Input records –
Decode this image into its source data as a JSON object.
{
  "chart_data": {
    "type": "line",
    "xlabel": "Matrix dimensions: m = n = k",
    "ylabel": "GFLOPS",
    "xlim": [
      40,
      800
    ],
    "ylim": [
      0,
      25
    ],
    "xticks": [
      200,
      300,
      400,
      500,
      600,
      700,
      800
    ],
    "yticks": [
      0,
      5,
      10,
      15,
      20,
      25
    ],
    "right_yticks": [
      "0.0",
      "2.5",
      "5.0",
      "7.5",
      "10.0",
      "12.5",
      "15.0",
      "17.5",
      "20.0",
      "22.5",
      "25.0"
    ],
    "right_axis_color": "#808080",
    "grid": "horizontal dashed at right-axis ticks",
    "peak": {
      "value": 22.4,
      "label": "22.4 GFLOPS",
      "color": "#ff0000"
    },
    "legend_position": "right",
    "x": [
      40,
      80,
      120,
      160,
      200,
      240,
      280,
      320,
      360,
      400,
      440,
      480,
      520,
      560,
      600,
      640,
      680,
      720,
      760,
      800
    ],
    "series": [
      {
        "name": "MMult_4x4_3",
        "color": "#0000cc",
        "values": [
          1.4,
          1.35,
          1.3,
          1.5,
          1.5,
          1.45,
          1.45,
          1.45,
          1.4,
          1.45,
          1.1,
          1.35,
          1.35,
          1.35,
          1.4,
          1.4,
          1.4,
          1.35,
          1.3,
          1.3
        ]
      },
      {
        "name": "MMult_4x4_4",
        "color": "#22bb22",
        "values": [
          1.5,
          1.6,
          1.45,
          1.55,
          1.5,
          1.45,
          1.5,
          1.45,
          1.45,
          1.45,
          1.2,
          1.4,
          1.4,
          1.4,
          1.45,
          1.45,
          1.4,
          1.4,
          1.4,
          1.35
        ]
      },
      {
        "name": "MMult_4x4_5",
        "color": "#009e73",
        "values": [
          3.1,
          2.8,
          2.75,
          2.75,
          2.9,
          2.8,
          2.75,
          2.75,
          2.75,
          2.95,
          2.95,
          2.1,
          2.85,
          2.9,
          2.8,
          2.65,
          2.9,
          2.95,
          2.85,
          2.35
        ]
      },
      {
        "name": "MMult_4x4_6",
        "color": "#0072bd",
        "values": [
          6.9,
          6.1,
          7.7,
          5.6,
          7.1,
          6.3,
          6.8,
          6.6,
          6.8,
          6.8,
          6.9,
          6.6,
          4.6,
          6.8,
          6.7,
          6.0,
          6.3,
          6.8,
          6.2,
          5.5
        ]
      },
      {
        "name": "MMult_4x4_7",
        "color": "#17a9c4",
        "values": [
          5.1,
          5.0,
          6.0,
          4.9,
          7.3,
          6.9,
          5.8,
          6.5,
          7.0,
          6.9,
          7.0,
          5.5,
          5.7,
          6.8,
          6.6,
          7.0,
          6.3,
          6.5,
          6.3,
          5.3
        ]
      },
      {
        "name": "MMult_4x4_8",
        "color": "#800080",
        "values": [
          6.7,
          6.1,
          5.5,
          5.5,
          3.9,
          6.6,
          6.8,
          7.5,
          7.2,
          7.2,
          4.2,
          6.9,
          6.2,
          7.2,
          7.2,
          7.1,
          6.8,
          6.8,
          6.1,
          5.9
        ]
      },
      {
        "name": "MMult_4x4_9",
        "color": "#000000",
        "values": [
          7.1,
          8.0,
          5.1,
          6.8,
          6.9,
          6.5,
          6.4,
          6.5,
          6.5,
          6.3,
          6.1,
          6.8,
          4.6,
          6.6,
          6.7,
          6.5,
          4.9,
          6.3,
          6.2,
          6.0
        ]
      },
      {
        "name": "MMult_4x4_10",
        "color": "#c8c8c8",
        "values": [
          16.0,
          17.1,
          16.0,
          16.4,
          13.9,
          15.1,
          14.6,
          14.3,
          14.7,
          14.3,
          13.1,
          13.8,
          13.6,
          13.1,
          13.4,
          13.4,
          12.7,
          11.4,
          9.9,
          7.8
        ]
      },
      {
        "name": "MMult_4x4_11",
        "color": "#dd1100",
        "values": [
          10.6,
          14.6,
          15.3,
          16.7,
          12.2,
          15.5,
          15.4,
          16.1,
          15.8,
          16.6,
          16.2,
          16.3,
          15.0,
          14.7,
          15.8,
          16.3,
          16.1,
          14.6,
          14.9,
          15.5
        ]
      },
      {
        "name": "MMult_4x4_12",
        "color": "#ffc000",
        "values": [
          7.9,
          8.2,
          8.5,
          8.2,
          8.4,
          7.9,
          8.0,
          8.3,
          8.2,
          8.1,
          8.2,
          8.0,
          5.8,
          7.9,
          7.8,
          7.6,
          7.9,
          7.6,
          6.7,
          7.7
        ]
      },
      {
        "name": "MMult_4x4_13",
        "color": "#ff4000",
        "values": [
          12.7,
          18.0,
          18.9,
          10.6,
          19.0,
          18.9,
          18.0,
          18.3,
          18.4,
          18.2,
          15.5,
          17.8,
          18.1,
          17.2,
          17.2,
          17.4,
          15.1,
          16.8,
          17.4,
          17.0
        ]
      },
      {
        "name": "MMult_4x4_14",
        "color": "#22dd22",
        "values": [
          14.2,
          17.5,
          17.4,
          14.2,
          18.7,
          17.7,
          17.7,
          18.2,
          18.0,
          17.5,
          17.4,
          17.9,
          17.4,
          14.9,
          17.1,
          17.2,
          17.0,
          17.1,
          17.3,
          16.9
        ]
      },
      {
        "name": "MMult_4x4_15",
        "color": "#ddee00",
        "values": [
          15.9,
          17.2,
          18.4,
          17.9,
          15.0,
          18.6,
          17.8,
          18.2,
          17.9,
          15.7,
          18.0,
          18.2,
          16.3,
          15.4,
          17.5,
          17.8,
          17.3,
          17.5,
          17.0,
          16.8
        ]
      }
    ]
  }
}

What you have to do – Copy out the full listing exactly.

Answer in full –
Decode this image into its source data as a JSON object.
{
  "chart_data": {
    "type": "line",
    "xlabel": "Matrix dimensions: m = n = k",
    "ylabel": "GFLOPS",
    "xlim": [
      40,
      800
    ],
    "ylim": [
      0,
      25
    ],
    "xticks": [
      200,
      300,
      400,
      500,
      600,
      700,
      800
    ],
    "yticks": [
      0,
      5,
      10,
      15,
      20,
      25
    ],
    "right_yticks": [
      "0.0",
      "2.5",
      "5.0",
      "7.5",
      "10.0",
      "12.5",
      "15.0",
      "17.5",
      "20.0",
      "22.5",
      "25.0"
    ],
    "right_axis_color": "#808080",
    "grid": "horizontal dashed at right-axis ticks",
    "peak": {
      "value": 22.4,
      "label": "22.4 GFLOPS",
      "color": "#ff0000"
    },
    "legend_position": "right",
    "x": [
      40,
      80,
      120,
      160,
      200,
      240,
      280,
      320,
      360,
      400,
      440,
      480,
      520,
      560,
      600,
      640,
      680,
      720,
      760,
      800
    ],
    "series": [
      {
        "name": "MMult_4x4_3",
        "color": "#0000cc",
        "values": [
          1.4,
          1.35,
          1.3,
          1.5,
          1.5,
          1.45,
          1.45,
          1.45,
          1.4,
          1.45,
          1.1,
          1.35,
          1.35,
          1.35,
          1.4,
          1.4,
          1.4,
          1.35,
          1.3,
          1.3
        ]
      },
      {
        "name": "MMult_4x4_4",
        "color": "#22bb22",
        "values": [
          1.5,
          1.6,
          1.45,
          1.55,
          1.5,
          1.45,
          1.5,
          1.45,
          1.45,
          1.45,
          1.2,
          1.4,
          1.4,
          1.4,
          1.45,
          1.45,
          1.4,
          1.4,
          1.4,
          1.35
        ]
      },
      {
        "name": "MMult_4x4_5",
        "color": "#009e73",
        "values": [
          3.1,
          2.8,
          2.75,
          2.75,
          2.9,
          2.8,
          2.75,
          2.75,
          2.75,
          2.95,
          2.95,
          2.1,
          2.85,
          2.9,
          2.8,
          2.65,
          2.9,
          2.95,
          2.85,
          2.35
        ]
      },
      {
        "name": "MMult_4x4_6",
        "color": "#0072bd",
        "values": [
          6.9,
          6.1,
          7.7,
          5.6,
          7.1,
          6.3,
          6.8,
          6.6,
          6.8,
          6.8,
          6.9,
          6.6,
          4.6,
          6.8,
          6.7,
          6.0,
          6.3,
          6.8,
          6.2,
          5.5
        ]
      },
      {
        "name": "MMult_4x4_7",
        "color": "#17a9c4",
        "values": [
          5.1,
          5.0,
          6.0,
          4.9,
          7.3,
          6.9,
          5.8,
          6.5,
          7.0,
          6.9,
          7.0,
          5.5,
          5.7,
          6.8,
          6.6,
          7.0,
          6.3,
          6.5,
          6.3,
          5.3
        ]
      },
      {
        "name": "MMult_4x4_8",
        "color": "#800080",
        "values": [
          6.7,
          6.1,
          5.5,
          5.5,
          3.9,
          6.6,
          6.8,
          7.5,
          7.2,
          7.2,
          4.2,
          6.9,
          6.2,
          7.2,
          7.2,
          7.1,
          6.8,
          6.8,
          6.1,
          5.9
        ]
      },
      {
        "name": "MMult_4x4_9",
        "color": "#000000",
        "values": [
          7.1,
          8.0,
          5.1,
          6.8,
          6.9,
          6.5,
          6.4,
          6.5,
          6.5,
          6.3,
          6.1,
          6.8,
          4.6,
          6.6,
          6.7,
          6.5,
          4.9,
          6.3,
          6.2,
          6.0
        ]
      },
      {
        "name": "MMult_4x4_10",
        "color": "#c8c8c8",
        "values": [
          16.0,
          17.1,
          16.0,
          16.4,
          13.9,
          15.1,
          14.6,
          14.3,
          14.7,
          14.3,
          13.1,
          13.8,
          13.6,
          13.1,
          13.4,
          13.4,
          12.7,
          11.4,
          9.9,
          7.8
        ]
      },
      {
        "name": "MMult_4x4_11",
        "color": "#dd1100",
        "values": [
          10.6,
          14.6,
          15.3,
          16.7,
          12.2,
          15.5,
          15.4,
          16.1,
          15.8,
          16.6,
          16.2,
          16.3,
          15.0,
          14.7,
          15.8,
          16.3,
          16.1,
          14.6,
          14.9,
          15.5
        ]
      },
      {
        "name": "MMult_4x4_12",
        "color": "#ffc000",
        "values": [
          7.9,
          8.2,
          8.5,
          8.2,
          8.4,
          7.9,
          8.0,
          8.3,
          8.2,
          8.1,
          8.2,
          8.0,
          5.8,
          7.9,
          7.8,
          7.6,
          7.9,
          7.6,
          6.7,
          7.7
        ]
      },
      {
        "name": "MMult_4x4_13",
        "color": "#ff4000",
        "values": [
          12.7,
          18.0,
          18.9,
          10.6,
          19.0,
          18.9,
          18.0,
          18.3,
          18.4,
          18.2,
          15.5,
          17.8,
          18.1,
          17.2,
          17.2,
          17.4,
          15.1,
          16.8,
          17.4,
          17.0
        ]
      },
      {
        "name": "MMult_4x4_14",
        "color": "#22dd22",
        "values": [
          14.2,
          17.5,
          17.4,
          14.2,
          18.7,
          17.7,
          17.7,
          18.2,
          18.0,
          17.5,
          17.4,
          17.9,
          17.4,
          14.9,
          17.1,
          17.2,
          17.0,
          17.1,
          17.3,
          16.9
        ]
      },
      {
        "name": "MMult_4x4_15",
        "color": "#ddee00",
        "values": [
          15.9,
          17.2,
          18.4,
          17.9,
          15.0,
          18.6,
          17.8,
          18.2,
          17.9,
          15.7,
          18.0,
          18.2,
          16.3,
          15.4,
          17.5,
          17.8,
          17.3,
          17.5,
          17.0,
          16.8
        ]
      }
    ]
  }
}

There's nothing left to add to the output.